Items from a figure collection

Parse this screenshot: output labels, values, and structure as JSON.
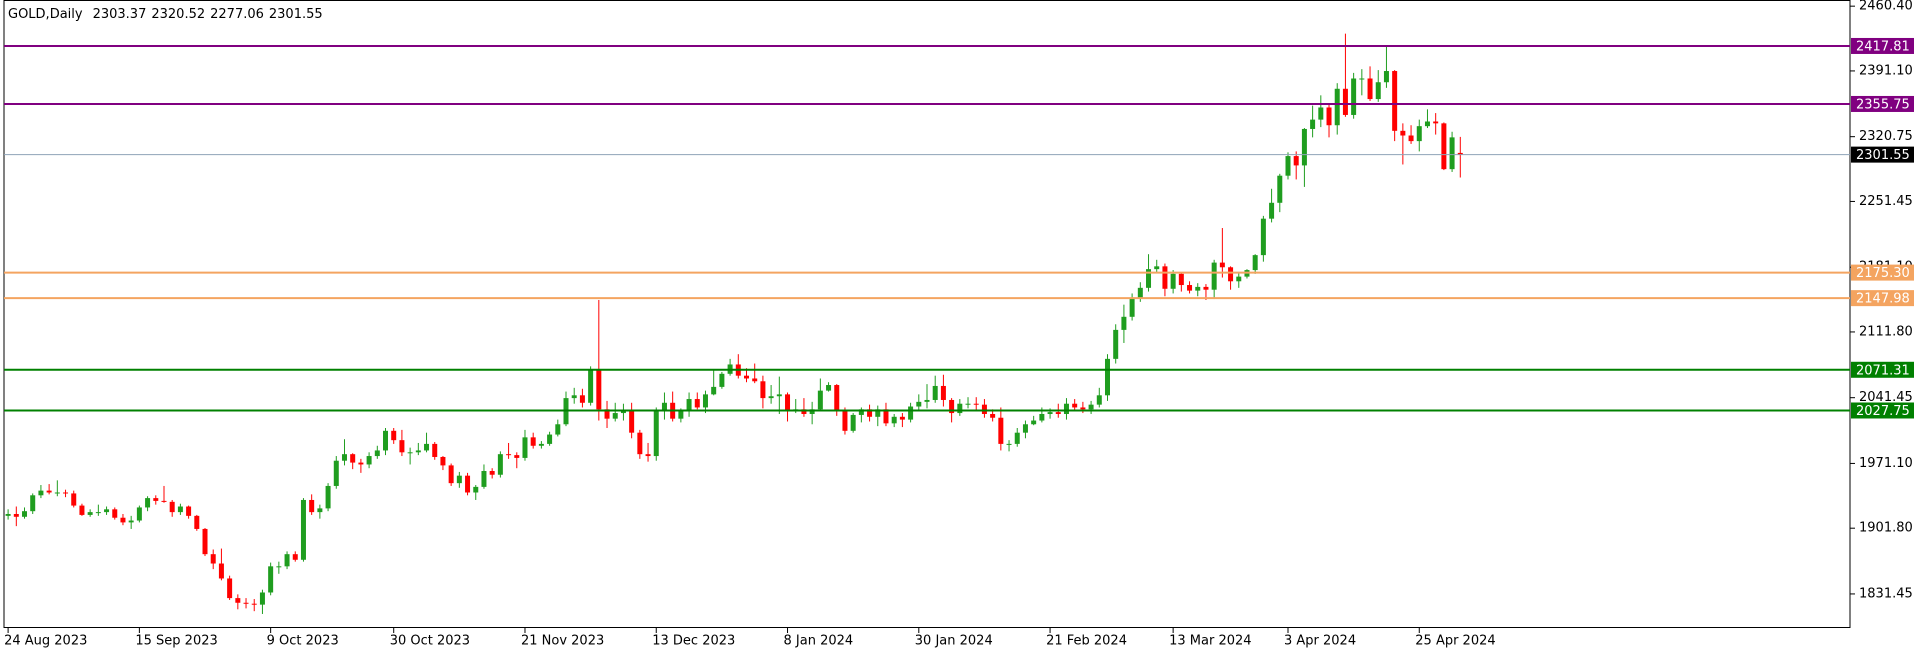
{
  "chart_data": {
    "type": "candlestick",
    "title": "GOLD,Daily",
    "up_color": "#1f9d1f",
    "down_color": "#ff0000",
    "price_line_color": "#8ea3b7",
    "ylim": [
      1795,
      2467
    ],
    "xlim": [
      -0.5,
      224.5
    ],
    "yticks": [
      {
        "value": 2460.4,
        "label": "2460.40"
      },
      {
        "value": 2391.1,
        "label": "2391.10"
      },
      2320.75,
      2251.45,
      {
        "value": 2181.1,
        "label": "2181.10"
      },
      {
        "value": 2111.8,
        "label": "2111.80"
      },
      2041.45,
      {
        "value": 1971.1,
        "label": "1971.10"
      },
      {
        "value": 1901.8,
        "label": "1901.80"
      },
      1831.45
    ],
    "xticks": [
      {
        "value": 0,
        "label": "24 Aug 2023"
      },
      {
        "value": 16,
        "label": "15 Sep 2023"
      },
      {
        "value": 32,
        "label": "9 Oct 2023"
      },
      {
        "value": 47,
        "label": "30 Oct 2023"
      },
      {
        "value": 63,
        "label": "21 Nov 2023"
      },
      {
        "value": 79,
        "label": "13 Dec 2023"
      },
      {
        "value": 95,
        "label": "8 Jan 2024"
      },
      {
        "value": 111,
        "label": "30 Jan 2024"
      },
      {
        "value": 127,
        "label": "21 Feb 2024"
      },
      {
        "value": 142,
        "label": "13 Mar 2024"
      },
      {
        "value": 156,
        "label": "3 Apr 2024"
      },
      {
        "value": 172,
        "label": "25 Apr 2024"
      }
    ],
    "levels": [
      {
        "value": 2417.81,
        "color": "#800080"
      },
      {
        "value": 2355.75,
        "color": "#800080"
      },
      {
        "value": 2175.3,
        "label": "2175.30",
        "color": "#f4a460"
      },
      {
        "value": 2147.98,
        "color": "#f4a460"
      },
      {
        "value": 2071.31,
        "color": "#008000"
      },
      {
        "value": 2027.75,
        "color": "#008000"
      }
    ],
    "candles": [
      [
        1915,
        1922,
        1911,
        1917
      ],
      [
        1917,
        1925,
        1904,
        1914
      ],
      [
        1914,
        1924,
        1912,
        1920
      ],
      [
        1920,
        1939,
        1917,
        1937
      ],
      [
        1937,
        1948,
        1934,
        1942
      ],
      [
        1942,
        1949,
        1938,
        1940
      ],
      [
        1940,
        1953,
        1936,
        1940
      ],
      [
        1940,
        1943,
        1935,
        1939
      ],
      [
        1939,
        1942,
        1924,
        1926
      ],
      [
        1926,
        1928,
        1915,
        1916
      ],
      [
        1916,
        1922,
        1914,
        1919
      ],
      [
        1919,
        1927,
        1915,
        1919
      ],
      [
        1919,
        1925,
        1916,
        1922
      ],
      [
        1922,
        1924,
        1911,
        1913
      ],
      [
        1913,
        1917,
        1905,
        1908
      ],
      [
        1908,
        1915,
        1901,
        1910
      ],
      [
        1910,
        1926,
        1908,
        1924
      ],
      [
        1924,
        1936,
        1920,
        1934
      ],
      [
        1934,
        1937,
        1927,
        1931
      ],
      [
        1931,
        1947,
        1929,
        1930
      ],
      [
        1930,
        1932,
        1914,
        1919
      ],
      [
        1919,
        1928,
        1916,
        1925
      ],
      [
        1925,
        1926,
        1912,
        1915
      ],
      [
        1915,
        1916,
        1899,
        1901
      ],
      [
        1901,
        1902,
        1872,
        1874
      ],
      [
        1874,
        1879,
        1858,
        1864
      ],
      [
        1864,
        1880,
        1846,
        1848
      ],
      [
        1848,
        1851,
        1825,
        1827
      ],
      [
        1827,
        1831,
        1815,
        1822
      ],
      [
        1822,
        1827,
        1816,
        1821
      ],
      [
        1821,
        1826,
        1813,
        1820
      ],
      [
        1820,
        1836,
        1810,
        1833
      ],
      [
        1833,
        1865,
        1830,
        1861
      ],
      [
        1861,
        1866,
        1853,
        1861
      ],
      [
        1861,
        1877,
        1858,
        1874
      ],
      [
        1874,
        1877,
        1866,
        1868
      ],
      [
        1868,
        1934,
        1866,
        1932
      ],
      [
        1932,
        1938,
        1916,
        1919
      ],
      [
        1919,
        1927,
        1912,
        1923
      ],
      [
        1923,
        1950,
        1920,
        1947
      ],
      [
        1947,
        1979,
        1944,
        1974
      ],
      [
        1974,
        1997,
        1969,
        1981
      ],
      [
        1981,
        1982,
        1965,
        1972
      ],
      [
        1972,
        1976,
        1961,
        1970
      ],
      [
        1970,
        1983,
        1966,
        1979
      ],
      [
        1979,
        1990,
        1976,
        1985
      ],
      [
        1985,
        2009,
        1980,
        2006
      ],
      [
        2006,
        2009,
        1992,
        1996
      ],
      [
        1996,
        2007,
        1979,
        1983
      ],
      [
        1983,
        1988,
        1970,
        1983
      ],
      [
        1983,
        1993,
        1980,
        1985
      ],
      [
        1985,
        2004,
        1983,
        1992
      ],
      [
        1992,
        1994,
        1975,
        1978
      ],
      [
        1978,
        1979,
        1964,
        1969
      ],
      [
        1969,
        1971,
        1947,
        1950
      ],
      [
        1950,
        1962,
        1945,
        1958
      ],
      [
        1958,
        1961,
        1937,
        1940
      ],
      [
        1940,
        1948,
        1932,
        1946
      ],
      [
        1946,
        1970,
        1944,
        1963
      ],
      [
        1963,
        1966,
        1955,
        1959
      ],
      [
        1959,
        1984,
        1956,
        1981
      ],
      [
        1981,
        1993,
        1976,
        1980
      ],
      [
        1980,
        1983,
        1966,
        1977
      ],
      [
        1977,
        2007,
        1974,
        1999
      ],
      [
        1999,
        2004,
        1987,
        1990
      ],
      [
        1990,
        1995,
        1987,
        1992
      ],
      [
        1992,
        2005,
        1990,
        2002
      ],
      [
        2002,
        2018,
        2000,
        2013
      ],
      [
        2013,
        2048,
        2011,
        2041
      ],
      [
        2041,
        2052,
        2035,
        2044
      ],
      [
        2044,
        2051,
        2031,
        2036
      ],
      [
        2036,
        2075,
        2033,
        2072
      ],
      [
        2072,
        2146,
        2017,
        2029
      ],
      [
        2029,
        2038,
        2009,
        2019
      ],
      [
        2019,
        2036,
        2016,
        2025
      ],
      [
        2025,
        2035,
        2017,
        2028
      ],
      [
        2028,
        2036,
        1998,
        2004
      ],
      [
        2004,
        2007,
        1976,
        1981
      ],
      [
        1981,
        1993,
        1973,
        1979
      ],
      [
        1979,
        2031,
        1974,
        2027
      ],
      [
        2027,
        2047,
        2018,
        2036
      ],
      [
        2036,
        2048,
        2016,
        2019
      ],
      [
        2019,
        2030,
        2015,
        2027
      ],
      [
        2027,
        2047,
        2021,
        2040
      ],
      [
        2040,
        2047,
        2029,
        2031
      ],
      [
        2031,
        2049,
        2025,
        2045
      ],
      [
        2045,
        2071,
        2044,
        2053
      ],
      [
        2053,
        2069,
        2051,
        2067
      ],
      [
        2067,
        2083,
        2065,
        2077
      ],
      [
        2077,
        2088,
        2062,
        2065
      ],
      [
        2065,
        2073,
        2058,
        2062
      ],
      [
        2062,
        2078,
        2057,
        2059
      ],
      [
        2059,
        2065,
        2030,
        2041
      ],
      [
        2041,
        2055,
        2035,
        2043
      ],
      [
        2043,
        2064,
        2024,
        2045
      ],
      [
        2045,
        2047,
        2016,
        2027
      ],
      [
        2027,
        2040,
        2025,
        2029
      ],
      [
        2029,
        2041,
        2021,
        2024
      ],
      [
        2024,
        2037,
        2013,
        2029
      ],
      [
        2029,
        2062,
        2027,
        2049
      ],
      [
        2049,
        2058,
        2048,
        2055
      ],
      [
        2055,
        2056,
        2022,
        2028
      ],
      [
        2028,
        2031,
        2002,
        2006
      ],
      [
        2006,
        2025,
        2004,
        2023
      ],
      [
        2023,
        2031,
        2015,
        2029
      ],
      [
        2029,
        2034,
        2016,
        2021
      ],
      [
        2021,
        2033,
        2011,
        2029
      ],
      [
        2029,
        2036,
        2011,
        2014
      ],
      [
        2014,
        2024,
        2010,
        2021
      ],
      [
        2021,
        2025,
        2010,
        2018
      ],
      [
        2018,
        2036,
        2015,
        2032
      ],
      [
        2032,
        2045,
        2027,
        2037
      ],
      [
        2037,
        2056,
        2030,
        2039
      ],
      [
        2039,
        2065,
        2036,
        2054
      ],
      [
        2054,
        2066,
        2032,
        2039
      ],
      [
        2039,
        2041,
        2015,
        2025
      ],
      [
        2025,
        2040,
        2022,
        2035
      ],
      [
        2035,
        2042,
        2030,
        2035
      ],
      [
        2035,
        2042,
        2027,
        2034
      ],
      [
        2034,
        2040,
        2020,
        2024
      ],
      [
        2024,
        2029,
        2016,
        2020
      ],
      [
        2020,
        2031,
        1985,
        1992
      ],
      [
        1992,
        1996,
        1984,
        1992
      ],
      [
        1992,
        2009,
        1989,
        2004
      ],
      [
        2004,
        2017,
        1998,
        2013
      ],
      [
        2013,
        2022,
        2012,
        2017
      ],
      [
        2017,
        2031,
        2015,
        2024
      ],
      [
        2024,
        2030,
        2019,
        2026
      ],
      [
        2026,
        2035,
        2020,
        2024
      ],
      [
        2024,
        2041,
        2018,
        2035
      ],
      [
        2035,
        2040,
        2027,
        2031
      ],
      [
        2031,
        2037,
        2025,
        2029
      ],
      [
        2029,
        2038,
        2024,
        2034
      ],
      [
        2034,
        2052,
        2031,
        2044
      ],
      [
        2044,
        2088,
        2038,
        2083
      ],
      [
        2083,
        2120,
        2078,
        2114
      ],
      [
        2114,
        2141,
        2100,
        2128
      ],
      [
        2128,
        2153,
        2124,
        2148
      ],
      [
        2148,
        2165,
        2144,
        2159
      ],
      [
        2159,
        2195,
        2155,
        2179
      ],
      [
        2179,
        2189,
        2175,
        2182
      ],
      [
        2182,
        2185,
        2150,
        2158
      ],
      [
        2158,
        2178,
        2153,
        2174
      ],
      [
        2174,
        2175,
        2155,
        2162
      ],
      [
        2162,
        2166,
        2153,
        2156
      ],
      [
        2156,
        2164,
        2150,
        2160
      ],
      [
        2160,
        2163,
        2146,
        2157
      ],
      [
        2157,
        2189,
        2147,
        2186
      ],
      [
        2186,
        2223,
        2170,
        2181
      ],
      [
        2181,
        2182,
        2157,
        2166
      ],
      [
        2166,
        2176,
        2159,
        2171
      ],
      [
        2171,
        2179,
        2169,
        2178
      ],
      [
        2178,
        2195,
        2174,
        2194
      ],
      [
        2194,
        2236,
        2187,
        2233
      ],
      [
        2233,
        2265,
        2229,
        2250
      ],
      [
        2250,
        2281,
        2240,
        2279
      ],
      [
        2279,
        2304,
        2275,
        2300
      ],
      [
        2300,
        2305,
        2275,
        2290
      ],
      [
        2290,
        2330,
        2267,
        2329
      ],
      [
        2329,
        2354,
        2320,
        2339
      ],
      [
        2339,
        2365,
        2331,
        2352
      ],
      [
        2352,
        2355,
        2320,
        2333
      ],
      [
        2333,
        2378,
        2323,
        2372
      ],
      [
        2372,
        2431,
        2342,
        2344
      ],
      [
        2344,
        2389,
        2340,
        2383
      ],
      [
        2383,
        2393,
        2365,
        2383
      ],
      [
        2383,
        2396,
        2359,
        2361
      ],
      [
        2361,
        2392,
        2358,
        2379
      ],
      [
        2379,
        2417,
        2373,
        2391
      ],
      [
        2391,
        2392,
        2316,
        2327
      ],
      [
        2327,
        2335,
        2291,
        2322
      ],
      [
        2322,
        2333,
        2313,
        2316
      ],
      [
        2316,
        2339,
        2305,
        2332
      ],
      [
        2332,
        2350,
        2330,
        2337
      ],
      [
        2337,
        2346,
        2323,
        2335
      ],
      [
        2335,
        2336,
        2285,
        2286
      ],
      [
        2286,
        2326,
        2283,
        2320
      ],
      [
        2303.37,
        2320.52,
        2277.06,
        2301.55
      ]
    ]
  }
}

--

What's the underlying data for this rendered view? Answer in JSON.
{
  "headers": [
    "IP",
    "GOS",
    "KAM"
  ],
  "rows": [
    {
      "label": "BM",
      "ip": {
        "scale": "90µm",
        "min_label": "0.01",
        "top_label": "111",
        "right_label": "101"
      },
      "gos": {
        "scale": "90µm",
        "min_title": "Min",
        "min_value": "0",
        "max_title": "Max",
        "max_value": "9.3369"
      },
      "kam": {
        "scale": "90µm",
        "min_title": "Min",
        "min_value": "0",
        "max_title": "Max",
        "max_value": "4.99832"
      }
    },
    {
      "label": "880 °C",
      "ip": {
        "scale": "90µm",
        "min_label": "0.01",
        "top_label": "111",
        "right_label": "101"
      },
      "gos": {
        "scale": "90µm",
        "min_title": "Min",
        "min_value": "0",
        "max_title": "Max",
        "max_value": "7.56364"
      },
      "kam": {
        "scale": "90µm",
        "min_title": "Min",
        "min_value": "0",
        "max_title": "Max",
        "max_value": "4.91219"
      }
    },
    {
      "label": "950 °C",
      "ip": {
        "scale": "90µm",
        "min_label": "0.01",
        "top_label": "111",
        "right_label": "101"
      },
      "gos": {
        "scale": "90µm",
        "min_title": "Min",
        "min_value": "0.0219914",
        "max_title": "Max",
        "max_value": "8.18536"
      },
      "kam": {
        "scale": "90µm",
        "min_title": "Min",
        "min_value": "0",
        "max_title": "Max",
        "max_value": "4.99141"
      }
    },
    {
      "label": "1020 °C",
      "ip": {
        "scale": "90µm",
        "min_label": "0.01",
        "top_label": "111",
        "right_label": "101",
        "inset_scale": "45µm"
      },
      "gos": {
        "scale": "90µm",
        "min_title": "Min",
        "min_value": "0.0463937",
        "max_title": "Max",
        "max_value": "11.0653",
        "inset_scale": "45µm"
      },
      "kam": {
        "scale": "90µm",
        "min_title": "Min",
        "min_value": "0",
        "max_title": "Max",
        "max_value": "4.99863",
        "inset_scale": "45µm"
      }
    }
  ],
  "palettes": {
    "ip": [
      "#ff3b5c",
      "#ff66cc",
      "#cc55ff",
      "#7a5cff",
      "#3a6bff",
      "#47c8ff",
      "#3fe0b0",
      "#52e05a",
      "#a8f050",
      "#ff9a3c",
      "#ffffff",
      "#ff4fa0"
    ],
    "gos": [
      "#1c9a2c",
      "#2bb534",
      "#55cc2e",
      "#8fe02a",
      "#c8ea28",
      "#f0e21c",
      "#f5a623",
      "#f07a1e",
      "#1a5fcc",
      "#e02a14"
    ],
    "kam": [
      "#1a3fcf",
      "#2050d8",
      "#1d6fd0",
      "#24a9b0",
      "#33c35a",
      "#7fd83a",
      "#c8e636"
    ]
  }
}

**What the task asks:** Return only the number of lines in the preceding records that contain the string "JSON".

**Reply to the task:** 2